## Aim
Word for word, restate every line of the listing that follows.

## Dataset records
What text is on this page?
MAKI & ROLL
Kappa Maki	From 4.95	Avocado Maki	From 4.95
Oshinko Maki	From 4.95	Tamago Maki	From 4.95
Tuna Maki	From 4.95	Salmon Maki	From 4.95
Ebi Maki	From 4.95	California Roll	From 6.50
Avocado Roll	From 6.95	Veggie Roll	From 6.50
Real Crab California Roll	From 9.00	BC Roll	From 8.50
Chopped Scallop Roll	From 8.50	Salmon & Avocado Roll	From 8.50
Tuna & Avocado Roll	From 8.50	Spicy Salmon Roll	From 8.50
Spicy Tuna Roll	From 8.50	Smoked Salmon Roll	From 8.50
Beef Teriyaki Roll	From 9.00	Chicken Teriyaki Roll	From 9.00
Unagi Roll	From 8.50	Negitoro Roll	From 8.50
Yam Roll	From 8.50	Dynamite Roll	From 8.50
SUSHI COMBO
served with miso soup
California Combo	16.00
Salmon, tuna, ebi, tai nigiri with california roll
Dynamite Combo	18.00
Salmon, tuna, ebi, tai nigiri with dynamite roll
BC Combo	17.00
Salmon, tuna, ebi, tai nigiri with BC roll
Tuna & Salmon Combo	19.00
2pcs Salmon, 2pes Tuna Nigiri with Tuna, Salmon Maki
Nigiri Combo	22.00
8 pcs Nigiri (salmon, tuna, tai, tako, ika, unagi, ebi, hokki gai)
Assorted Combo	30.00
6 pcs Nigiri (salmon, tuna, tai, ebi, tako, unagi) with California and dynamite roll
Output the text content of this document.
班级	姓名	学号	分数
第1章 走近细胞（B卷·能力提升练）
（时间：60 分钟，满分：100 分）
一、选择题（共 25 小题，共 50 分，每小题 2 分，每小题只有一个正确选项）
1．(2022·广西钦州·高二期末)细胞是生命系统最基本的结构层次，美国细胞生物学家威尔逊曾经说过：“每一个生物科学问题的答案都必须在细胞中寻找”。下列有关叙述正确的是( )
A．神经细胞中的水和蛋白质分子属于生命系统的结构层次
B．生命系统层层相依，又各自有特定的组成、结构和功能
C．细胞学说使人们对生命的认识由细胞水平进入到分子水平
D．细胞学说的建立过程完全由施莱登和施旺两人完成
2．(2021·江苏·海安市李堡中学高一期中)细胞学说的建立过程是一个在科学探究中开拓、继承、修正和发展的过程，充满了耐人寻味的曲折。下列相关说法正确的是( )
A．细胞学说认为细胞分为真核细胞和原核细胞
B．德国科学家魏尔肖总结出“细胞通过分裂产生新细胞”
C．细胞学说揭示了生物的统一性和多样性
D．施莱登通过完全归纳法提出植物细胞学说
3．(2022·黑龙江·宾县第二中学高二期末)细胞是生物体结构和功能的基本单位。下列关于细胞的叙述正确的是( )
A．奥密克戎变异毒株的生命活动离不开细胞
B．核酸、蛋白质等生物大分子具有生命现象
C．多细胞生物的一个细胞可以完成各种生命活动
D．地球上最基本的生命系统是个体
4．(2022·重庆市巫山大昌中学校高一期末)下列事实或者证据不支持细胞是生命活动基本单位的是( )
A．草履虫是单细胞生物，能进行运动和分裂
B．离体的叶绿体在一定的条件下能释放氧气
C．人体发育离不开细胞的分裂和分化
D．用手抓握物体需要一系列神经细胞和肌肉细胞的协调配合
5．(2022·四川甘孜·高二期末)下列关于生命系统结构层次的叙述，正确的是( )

## Worked answer
What text is on this page?
MAKI & ROLL
Kappa Maki	From 4.95	Avocado Maki	From 4.95
Oshinko Maki	From 4.95	Tamago Maki	From 4.95
Tuna Maki	From 4.95	Salmon Maki	From 4.95
Ebi Maki	From 4.95	California Roll	From 6.50
Avocado Roll	From 6.95	Veggie Roll	From 6.50
Real Crab California Roll	From 9.00	BC Roll	From 8.50
Chopped Scallop Roll	From 8.50	Salmon & Avocado Roll	From 8.50
Tuna & Avocado Roll	From 8.50	Spicy Salmon Roll	From 8.50
Spicy Tuna Roll	From 8.50	Smoked Salmon Roll	From 8.50
Beef Teriyaki Roll	From 9.00	Chicken Teriyaki Roll	From 9.00
Unagi Roll	From 8.50	Negitoro Roll	From 8.50
Yam Roll	From 8.50	Dynamite Roll	From 8.50
SUSHI COMBO
served with miso soup
California Combo	16.00
Salmon, tuna, ebi, tai nigiri with california roll
Dynamite Combo	18.00
Salmon, tuna, ebi, tai nigiri with dynamite roll
BC Combo	17.00
Salmon, tuna, ebi, tai nigiri with BC roll
Tuna & Salmon Combo	19.00
2pcs Salmon, 2pes Tuna Nigiri with Tuna, Salmon Maki
Nigiri Combo	22.00
8 pcs Nigiri (salmon, tuna, tai, tako, ika, unagi, ebi, hokki gai)
Assorted Combo	30.00
6 pcs Nigiri (salmon, tuna, tai, ebi, tako, unagi) with California and dynamite roll
Output the text content of this document.
班级	姓名	学号	分数
第1章 走近细胞（B卷·能力提升练）
（时间：60 分钟，满分：100 分）
一、选择题（共 25 小题，共 50 分，每小题 2 分，每小题只有一个正确选项）
1．(2022·广西钦州·高二期末)细胞是生命系统最基本的结构层次，美国细胞生物学家威尔逊曾经说过：“每一个生物科学问题的答案都必须在细胞中寻找”。下列有关叙述正确的是( )
A．神经细胞中的水和蛋白质分子属于生命系统的结构层次
B．生命系统层层相依，又各自有特定的组成、结构和功能
C．细胞学说使人们对生命的认识由细胞水平进入到分子水平
D．细胞学说的建立过程完全由施莱登和施旺两人完成
2．(2021·江苏·海安市李堡中学高一期中)细胞学说的建立过程是一个在科学探究中开拓、继承、修正和发展的过程，充满了耐人寻味的曲折。下列相关说法正确的是( )
A．细胞学说认为细胞分为真核细胞和原核细胞
B．德国科学家魏尔肖总结出“细胞通过分裂产生新细胞”
C．细胞学说揭示了生物的统一性和多样性
D．施莱登通过完全归纳法提出植物细胞学说
3．(2022·黑龙江·宾县第二中学高二期末)细胞是生物体结构和功能的基本单位。下列关于细胞的叙述正确的是( )
A．奥密克戎变异毒株的生命活动离不开细胞
B．核酸、蛋白质等生物大分子具有生命现象
C．多细胞生物的一个细胞可以完成各种生命活动
D．地球上最基本的生命系统是个体
4．(2022·重庆市巫山大昌中学校高一期末)下列事实或者证据不支持细胞是生命活动基本单位的是( )
A．草履虫是单细胞生物，能进行运动和分裂
B．离体的叶绿体在一定的条件下能释放氧气
C．人体发育离不开细胞的分裂和分化
D．用手抓握物体需要一系列神经细胞和肌肉细胞的协调配合
5．(2022·四川甘孜·高二期末)下列关于生命系统结构层次的叙述，正确的是( )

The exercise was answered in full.